WHAT TO WORK ON –
Quote the data below in full, please, without altering anything.

SUPPLIED DATA –

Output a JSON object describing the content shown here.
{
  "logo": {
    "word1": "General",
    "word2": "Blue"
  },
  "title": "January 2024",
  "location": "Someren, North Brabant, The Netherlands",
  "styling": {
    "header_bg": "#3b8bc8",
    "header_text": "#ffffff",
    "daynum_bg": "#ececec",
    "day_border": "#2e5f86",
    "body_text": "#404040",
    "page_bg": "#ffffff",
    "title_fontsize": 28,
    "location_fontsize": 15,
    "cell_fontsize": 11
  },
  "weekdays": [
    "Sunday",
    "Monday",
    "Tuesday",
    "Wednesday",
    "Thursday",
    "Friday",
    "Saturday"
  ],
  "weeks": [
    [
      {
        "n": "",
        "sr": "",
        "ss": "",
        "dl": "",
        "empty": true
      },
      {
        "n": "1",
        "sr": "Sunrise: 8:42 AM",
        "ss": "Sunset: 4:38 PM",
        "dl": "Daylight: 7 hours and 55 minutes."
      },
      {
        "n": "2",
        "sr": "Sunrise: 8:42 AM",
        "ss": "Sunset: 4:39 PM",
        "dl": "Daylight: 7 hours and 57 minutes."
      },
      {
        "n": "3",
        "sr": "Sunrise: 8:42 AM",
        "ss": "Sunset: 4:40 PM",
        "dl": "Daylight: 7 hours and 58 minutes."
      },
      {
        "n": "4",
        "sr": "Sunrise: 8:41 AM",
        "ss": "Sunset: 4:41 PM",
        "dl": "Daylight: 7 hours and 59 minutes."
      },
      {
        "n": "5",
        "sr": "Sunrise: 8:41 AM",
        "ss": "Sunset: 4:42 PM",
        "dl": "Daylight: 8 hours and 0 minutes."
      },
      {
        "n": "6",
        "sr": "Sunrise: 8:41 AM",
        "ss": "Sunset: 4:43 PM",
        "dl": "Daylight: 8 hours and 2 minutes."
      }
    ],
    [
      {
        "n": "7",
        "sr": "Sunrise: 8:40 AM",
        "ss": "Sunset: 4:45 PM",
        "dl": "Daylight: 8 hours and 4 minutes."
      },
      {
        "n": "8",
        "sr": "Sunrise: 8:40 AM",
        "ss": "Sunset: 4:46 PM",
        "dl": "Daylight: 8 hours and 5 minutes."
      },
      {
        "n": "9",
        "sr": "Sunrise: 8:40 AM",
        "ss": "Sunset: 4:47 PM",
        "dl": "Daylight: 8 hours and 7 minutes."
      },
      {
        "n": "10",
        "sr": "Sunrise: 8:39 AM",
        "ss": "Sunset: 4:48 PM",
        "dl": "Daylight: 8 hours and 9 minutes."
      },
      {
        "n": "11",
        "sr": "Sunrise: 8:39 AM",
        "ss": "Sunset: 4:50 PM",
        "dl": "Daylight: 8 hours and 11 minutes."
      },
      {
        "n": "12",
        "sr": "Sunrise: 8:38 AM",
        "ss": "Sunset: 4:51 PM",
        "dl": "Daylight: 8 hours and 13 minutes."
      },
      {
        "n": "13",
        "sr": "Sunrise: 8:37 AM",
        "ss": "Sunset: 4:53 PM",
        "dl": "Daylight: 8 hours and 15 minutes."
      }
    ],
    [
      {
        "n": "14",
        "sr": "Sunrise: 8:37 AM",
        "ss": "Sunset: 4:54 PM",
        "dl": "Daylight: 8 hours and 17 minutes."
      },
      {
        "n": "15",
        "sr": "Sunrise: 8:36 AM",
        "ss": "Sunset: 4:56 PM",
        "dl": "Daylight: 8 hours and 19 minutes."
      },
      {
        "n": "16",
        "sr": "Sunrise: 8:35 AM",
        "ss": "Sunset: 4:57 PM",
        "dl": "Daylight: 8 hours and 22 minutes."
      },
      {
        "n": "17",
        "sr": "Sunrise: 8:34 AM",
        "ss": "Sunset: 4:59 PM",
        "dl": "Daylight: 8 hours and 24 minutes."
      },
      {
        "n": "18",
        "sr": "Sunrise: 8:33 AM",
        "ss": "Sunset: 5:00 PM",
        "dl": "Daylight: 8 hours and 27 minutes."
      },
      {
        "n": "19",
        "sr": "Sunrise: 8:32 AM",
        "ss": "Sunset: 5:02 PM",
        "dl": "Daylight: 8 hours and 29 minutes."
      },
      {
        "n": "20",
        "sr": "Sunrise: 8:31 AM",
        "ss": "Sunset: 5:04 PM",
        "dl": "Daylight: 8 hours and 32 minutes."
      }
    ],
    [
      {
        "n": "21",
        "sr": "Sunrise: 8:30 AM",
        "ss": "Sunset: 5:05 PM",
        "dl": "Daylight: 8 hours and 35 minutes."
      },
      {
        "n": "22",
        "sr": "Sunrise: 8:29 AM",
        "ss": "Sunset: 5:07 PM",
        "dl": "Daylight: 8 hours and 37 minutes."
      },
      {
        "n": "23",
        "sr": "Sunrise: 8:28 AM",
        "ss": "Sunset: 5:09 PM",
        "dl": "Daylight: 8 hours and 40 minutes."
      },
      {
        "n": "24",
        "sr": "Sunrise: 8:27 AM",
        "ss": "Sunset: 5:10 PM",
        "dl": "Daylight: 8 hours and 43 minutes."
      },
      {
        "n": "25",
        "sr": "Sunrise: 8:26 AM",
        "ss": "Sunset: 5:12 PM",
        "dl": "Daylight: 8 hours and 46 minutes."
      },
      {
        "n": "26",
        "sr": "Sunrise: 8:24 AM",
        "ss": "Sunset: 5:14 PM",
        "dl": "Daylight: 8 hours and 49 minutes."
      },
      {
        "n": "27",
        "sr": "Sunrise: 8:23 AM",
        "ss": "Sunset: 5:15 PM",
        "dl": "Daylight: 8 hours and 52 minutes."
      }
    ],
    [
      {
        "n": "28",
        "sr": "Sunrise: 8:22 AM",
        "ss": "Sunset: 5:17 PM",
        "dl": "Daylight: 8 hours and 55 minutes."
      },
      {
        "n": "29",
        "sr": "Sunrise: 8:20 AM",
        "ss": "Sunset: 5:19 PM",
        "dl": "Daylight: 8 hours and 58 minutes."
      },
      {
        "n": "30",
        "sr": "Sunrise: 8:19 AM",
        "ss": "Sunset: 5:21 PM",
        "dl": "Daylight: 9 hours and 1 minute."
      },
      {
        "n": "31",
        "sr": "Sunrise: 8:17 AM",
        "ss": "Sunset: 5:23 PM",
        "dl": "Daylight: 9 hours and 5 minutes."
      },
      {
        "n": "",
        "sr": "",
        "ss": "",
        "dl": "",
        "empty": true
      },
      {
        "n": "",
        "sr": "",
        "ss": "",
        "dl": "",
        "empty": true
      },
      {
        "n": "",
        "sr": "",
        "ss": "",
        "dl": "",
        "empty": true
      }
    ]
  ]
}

TASK RESPONSE –
Output a JSON object describing the content shown here.
{
  "logo": {
    "word1": "General",
    "word2": "Blue"
  },
  "title": "January 2024",
  "location": "Someren, North Brabant, The Netherlands",
  "styling": {
    "header_bg": "#3b8bc8",
    "header_text": "#ffffff",
    "daynum_bg": "#ececec",
    "day_border": "#2e5f86",
    "body_text": "#404040",
    "page_bg": "#ffffff",
    "title_fontsize": 28,
    "location_fontsize": 15,
    "cell_fontsize": 11
  },
  "weekdays": [
    "Sunday",
    "Monday",
    "Tuesday",
    "Wednesday",
    "Thursday",
    "Friday",
    "Saturday"
  ],
  "weeks": [
    [
      {
        "n": "",
        "sr": "",
        "ss": "",
        "dl": "",
        "empty": true
      },
      {
        "n": "1",
        "sr": "Sunrise: 8:42 AM",
        "ss": "Sunset: 4:38 PM",
        "dl": "Daylight: 7 hours and 55 minutes."
      },
      {
        "n": "2",
        "sr": "Sunrise: 8:42 AM",
        "ss": "Sunset: 4:39 PM",
        "dl": "Daylight: 7 hours and 57 minutes."
      },
      {
        "n": "3",
        "sr": "Sunrise: 8:42 AM",
        "ss": "Sunset: 4:40 PM",
        "dl": "Daylight: 7 hours and 58 minutes."
      },
      {
        "n": "4",
        "sr": "Sunrise: 8:41 AM",
        "ss": "Sunset: 4:41 PM",
        "dl": "Daylight: 7 hours and 59 minutes."
      },
      {
        "n": "5",
        "sr": "Sunrise: 8:41 AM",
        "ss": "Sunset: 4:42 PM",
        "dl": "Daylight: 8 hours and 0 minutes."
      },
      {
        "n": "6",
        "sr": "Sunrise: 8:41 AM",
        "ss": "Sunset: 4:43 PM",
        "dl": "Daylight: 8 hours and 2 minutes."
      }
    ],
    [
      {
        "n": "7",
        "sr": "Sunrise: 8:40 AM",
        "ss": "Sunset: 4:45 PM",
        "dl": "Daylight: 8 hours and 4 minutes."
      },
      {
        "n": "8",
        "sr": "Sunrise: 8:40 AM",
        "ss": "Sunset: 4:46 PM",
        "dl": "Daylight: 8 hours and 5 minutes."
      },
      {
        "n": "9",
        "sr": "Sunrise: 8:40 AM",
        "ss": "Sunset: 4:47 PM",
        "dl": "Daylight: 8 hours and 7 minutes."
      },
      {
        "n": "10",
        "sr": "Sunrise: 8:39 AM",
        "ss": "Sunset: 4:48 PM",
        "dl": "Daylight: 8 hours and 9 minutes."
      },
      {
        "n": "11",
        "sr": "Sunrise: 8:39 AM",
        "ss": "Sunset: 4:50 PM",
        "dl": "Daylight: 8 hours and 11 minutes."
      },
      {
        "n": "12",
        "sr": "Sunrise: 8:38 AM",
        "ss": "Sunset: 4:51 PM",
        "dl": "Daylight: 8 hours and 13 minutes."
      },
      {
        "n": "13",
        "sr": "Sunrise: 8:37 AM",
        "ss": "Sunset: 4:53 PM",
        "dl": "Daylight: 8 hours and 15 minutes."
      }
    ],
    [
      {
        "n": "14",
        "sr": "Sunrise: 8:37 AM",
        "ss": "Sunset: 4:54 PM",
        "dl": "Daylight: 8 hours and 17 minutes."
      },
      {
        "n": "15",
        "sr": "Sunrise: 8:36 AM",
        "ss": "Sunset: 4:56 PM",
        "dl": "Daylight: 8 hours and 19 minutes."
      },
      {
        "n": "16",
        "sr": "Sunrise: 8:35 AM",
        "ss": "Sunset: 4:57 PM",
        "dl": "Daylight: 8 hours and 22 minutes."
      },
      {
        "n": "17",
        "sr": "Sunrise: 8:34 AM",
        "ss": "Sunset: 4:59 PM",
        "dl": "Daylight: 8 hours and 24 minutes."
      },
      {
        "n": "18",
        "sr": "Sunrise: 8:33 AM",
        "ss": "Sunset: 5:00 PM",
        "dl": "Daylight: 8 hours and 27 minutes."
      },
      {
        "n": "19",
        "sr": "Sunrise: 8:32 AM",
        "ss": "Sunset: 5:02 PM",
        "dl": "Daylight: 8 hours and 29 minutes."
      },
      {
        "n": "20",
        "sr": "Sunrise: 8:31 AM",
        "ss": "Sunset: 5:04 PM",
        "dl": "Daylight: 8 hours and 32 minutes."
      }
    ],
    [
      {
        "n": "21",
        "sr": "Sunrise: 8:30 AM",
        "ss": "Sunset: 5:05 PM",
        "dl": "Daylight: 8 hours and 35 minutes."
      },
      {
        "n": "22",
        "sr": "Sunrise: 8:29 AM",
        "ss": "Sunset: 5:07 PM",
        "dl": "Daylight: 8 hours and 37 minutes."
      },
      {
        "n": "23",
        "sr": "Sunrise: 8:28 AM",
        "ss": "Sunset: 5:09 PM",
        "dl": "Daylight: 8 hours and 40 minutes."
      },
      {
        "n": "24",
        "sr": "Sunrise: 8:27 AM",
        "ss": "Sunset: 5:10 PM",
        "dl": "Daylight: 8 hours and 43 minutes."
      },
      {
        "n": "25",
        "sr": "Sunrise: 8:26 AM",
        "ss": "Sunset: 5:12 PM",
        "dl": "Daylight: 8 hours and 46 minutes."
      },
      {
        "n": "26",
        "sr": "Sunrise: 8:24 AM",
        "ss": "Sunset: 5:14 PM",
        "dl": "Daylight: 8 hours and 49 minutes."
      },
      {
        "n": "27",
        "sr": "Sunrise: 8:23 AM",
        "ss": "Sunset: 5:15 PM",
        "dl": "Daylight: 8 hours and 52 minutes."
      }
    ],
    [
      {
        "n": "28",
        "sr": "Sunrise: 8:22 AM",
        "ss": "Sunset: 5:17 PM",
        "dl": "Daylight: 8 hours and 55 minutes."
      },
      {
        "n": "29",
        "sr": "Sunrise: 8:20 AM",
        "ss": "Sunset: 5:19 PM",
        "dl": "Daylight: 8 hours and 58 minutes."
      },
      {
        "n": "30",
        "sr": "Sunrise: 8:19 AM",
        "ss": "Sunset: 5:21 PM",
        "dl": "Daylight: 9 hours and 1 minute."
      },
      {
        "n": "31",
        "sr": "Sunrise: 8:17 AM",
        "ss": "Sunset: 5:23 PM",
        "dl": "Daylight: 9 hours and 5 minutes."
      },
      {
        "n": "",
        "sr": "",
        "ss": "",
        "dl": "",
        "empty": true
      },
      {
        "n": "",
        "sr": "",
        "ss": "",
        "dl": "",
        "empty": true
      },
      {
        "n": "",
        "sr": "",
        "ss": "",
        "dl": "",
        "empty": true
      }
    ]
  ]
}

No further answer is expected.